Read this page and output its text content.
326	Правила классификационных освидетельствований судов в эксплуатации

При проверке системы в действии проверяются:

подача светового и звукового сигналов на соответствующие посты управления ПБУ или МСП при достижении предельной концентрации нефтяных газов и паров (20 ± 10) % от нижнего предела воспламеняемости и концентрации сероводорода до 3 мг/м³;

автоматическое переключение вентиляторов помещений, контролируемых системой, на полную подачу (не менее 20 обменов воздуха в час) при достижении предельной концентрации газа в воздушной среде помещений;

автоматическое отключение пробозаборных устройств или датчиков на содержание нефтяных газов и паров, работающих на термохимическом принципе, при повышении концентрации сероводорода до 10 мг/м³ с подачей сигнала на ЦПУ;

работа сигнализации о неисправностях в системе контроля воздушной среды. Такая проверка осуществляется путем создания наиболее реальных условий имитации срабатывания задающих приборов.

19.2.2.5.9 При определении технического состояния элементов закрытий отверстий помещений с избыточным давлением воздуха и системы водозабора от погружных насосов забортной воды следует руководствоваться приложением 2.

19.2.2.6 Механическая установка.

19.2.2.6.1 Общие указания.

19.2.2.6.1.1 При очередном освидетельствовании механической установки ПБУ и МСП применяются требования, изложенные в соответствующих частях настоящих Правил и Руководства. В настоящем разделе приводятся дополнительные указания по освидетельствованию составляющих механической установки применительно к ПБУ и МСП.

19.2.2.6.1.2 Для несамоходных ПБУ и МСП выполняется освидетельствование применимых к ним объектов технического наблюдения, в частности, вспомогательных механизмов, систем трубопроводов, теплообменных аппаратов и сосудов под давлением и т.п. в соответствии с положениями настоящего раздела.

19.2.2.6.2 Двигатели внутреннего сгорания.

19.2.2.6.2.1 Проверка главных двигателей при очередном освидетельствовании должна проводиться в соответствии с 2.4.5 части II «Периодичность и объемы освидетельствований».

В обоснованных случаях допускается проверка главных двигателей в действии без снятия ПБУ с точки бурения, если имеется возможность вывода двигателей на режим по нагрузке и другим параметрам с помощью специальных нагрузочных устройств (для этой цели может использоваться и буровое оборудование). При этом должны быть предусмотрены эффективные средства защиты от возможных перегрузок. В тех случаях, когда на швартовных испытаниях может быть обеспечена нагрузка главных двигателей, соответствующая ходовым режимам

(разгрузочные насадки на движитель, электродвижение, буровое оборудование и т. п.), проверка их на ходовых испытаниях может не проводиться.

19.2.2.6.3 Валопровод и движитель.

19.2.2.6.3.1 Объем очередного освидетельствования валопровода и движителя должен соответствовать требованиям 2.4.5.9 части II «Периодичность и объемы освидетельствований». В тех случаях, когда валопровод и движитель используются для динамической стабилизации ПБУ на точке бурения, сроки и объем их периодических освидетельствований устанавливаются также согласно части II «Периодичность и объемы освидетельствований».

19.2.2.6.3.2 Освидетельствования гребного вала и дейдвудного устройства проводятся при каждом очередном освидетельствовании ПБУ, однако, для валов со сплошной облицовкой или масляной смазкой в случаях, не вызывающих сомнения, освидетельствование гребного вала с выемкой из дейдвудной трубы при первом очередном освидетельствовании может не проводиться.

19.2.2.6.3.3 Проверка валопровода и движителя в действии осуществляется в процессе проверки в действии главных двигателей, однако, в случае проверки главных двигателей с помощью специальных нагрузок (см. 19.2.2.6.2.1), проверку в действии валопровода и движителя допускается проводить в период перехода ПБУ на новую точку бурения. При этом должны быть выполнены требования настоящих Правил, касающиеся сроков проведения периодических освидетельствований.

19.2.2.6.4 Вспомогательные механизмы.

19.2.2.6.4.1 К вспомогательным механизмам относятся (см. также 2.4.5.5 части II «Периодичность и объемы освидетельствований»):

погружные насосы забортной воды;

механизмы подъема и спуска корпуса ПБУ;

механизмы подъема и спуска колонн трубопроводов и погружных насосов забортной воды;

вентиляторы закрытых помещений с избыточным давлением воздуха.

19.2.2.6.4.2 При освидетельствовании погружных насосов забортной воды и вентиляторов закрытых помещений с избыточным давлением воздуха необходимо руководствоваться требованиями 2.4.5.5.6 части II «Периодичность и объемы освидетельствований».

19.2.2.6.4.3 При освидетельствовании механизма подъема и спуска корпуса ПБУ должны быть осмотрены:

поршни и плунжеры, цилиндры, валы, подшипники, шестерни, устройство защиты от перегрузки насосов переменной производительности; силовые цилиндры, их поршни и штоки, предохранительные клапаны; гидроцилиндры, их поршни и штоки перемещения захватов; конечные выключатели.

★ ★ ★

WHAT NEEDS TO BE DONE:
Copy all of the material word for word.

ANSWER TO THIS PROBLEM:
Read this page and output its text content.
326	Правила классификационных освидетельствований судов в эксплуатации

При проверке системы в действии проверяются:

подача светового и звукового сигналов на соответствующие посты управления ПБУ или МСП при достижении предельной концентрации нефтяных газов и паров (20 ± 10) % от нижнего предела воспламеняемости и концентрации сероводорода до 3 мг/м³;

автоматическое переключение вентиляторов помещений, контролируемых системой, на полную подачу (не менее 20 обменов воздуха в час) при достижении предельной концентрации газа в воздушной среде помещений;

автоматическое отключение пробозаборных устройств или датчиков на содержание нефтяных газов и паров, работающих на термохимическом принципе, при повышении концентрации сероводорода до 10 мг/м³ с подачей сигнала на ЦПУ;

работа сигнализации о неисправностях в системе контроля воздушной среды. Такая проверка осуществляется путем создания наиболее реальных условий имитации срабатывания задающих приборов.

19.2.2.5.9 При определении технического состояния элементов закрытий отверстий помещений с избыточным давлением воздуха и системы водозабора от погружных насосов забортной воды следует руководствоваться приложением 2.

19.2.2.6 Механическая установка.

19.2.2.6.1 Общие указания.

19.2.2.6.1.1 При очередном освидетельствовании механической установки ПБУ и МСП применяются требования, изложенные в соответствующих частях настоящих Правил и Руководства. В настоящем разделе приводятся дополнительные указания по освидетельствованию составляющих механической установки применительно к ПБУ и МСП.

19.2.2.6.1.2 Для несамоходных ПБУ и МСП выполняется освидетельствование применимых к ним объектов технического наблюдения, в частности, вспомогательных механизмов, систем трубопроводов, теплообменных аппаратов и сосудов под давлением и т.п. в соответствии с положениями настоящего раздела.

19.2.2.6.2 Двигатели внутреннего сгорания.

19.2.2.6.2.1 Проверка главных двигателей при очередном освидетельствовании должна проводиться в соответствии с 2.4.5 части II «Периодичность и объемы освидетельствований».

В обоснованных случаях допускается проверка главных двигателей в действии без снятия ПБУ с точки бурения, если имеется возможность вывода двигателей на режим по нагрузке и другим параметрам с помощью специальных нагрузочных устройств (для этой цели может использоваться и буровое оборудование). При этом должны быть предусмотрены эффективные средства защиты от возможных перегрузок. В тех случаях, когда на швартовных испытаниях может быть обеспечена нагрузка главных двигателей, соответствующая ходовым режимам

(разгрузочные насадки на движитель, электродвижение, буровое оборудование и т. п.), проверка их на ходовых испытаниях может не проводиться.

19.2.2.6.3 Валопровод и движитель.

19.2.2.6.3.1 Объем очередного освидетельствования валопровода и движителя должен соответствовать требованиям 2.4.5.9 части II «Периодичность и объемы освидетельствований». В тех случаях, когда валопровод и движитель используются для динамической стабилизации ПБУ на точке бурения, сроки и объем их периодических освидетельствований устанавливаются также согласно части II «Периодичность и объемы освидетельствований».

19.2.2.6.3.2 Освидетельствования гребного вала и дейдвудного устройства проводятся при каждом очередном освидетельствовании ПБУ, однако, для валов со сплошной облицовкой или масляной смазкой в случаях, не вызывающих сомнения, освидетельствование гребного вала с выемкой из дейдвудной трубы при первом очередном освидетельствовании может не проводиться.

19.2.2.6.3.3 Проверка валопровода и движителя в действии осуществляется в процессе проверки в действии главных двигателей, однако, в случае проверки главных двигателей с помощью специальных нагрузок (см. 19.2.2.6.2.1), проверку в действии валопровода и движителя допускается проводить в период перехода ПБУ на новую точку бурения. При этом должны быть выполнены требования настоящих Правил, касающиеся сроков проведения периодических освидетельствований.

19.2.2.6.4 Вспомогательные механизмы.

19.2.2.6.4.1 К вспомогательным механизмам относятся (см. также 2.4.5.5 части II «Периодичность и объемы освидетельствований»):

погружные насосы забортной воды;

механизмы подъема и спуска корпуса ПБУ;

механизмы подъема и спуска колонн трубопроводов и погружных насосов забортной воды;

вентиляторы закрытых помещений с избыточным давлением воздуха.

19.2.2.6.4.2 При освидетельствовании погружных насосов забортной воды и вентиляторов закрытых помещений с избыточным давлением воздуха необходимо руководствоваться требованиями 2.4.5.5.6 части II «Периодичность и объемы освидетельствований».

19.2.2.6.4.3 При освидетельствовании механизма подъема и спуска корпуса ПБУ должны быть осмотрены:

поршни и плунжеры, цилиндры, валы, подшипники, шестерни, устройство защиты от перегрузки насосов переменной производительности; силовые цилиндры, их поршни и штоки, предохранительные клапаны; гидроцилиндры, их поршни и штоки перемещения захватов; конечные выключатели.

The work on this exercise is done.